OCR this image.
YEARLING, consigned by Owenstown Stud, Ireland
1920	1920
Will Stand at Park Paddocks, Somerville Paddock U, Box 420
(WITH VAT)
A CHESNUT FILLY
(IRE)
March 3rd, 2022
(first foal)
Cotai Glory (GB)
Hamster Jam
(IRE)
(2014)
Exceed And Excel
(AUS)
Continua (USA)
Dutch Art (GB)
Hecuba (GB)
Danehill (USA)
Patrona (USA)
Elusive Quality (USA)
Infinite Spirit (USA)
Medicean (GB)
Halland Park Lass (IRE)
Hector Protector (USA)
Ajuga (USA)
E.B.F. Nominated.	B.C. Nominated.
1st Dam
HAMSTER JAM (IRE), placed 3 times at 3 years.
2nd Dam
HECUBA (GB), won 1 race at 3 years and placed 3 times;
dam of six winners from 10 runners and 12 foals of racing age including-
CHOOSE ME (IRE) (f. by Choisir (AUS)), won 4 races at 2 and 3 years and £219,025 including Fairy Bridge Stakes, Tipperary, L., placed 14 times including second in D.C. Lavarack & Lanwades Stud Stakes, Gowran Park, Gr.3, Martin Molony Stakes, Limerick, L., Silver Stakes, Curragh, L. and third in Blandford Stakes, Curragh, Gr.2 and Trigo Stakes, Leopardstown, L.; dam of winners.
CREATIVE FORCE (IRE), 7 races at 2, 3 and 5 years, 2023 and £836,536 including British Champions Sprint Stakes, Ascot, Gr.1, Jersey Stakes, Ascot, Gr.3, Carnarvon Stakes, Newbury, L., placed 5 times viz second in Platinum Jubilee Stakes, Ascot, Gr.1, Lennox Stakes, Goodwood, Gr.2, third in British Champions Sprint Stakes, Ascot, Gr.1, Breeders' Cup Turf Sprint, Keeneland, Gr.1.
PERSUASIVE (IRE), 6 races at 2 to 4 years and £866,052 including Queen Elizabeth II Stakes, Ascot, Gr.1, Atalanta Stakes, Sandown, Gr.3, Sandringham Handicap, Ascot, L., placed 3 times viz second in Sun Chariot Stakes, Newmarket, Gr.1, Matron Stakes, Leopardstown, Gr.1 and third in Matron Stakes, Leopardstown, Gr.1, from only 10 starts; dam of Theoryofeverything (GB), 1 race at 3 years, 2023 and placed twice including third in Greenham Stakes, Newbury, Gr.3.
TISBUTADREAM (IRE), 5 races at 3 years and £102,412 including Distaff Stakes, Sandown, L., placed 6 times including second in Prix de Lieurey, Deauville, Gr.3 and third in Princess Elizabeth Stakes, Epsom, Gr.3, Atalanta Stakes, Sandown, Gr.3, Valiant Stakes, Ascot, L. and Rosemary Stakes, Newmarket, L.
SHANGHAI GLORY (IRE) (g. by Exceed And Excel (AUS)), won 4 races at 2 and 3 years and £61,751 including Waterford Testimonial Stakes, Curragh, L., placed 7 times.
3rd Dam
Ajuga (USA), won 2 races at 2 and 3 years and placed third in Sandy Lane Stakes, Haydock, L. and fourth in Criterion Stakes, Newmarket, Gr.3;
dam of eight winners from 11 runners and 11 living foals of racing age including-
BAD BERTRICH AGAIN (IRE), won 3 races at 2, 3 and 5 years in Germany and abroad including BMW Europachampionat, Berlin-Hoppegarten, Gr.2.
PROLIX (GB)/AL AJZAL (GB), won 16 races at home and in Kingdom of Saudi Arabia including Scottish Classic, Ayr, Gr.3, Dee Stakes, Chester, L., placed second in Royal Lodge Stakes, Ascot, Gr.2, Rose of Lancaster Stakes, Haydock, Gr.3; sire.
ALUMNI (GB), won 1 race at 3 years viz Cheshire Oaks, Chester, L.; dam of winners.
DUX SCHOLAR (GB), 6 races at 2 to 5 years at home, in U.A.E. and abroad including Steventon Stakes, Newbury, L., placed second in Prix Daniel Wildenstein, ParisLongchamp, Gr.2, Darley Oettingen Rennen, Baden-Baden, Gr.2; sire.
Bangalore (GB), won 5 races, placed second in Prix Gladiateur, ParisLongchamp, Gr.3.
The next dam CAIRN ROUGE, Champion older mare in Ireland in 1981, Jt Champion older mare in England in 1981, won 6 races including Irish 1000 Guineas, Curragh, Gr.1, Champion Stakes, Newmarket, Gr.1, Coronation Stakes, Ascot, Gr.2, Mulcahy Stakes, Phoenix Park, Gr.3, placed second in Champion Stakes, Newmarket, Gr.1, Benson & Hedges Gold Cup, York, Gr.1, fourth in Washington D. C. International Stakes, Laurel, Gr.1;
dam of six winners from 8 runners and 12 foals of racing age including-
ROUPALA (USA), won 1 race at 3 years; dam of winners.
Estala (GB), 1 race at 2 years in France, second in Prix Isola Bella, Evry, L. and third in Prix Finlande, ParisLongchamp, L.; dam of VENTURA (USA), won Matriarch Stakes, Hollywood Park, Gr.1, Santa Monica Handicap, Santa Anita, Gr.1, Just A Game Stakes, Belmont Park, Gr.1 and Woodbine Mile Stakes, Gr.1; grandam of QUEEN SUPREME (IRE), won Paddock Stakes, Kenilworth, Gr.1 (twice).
-------------------------
DIRECTIONS =
Note how many lines in the material hold the word "from", and give that number with nothing added.

RESULT FOR THIS EXERCISE =
4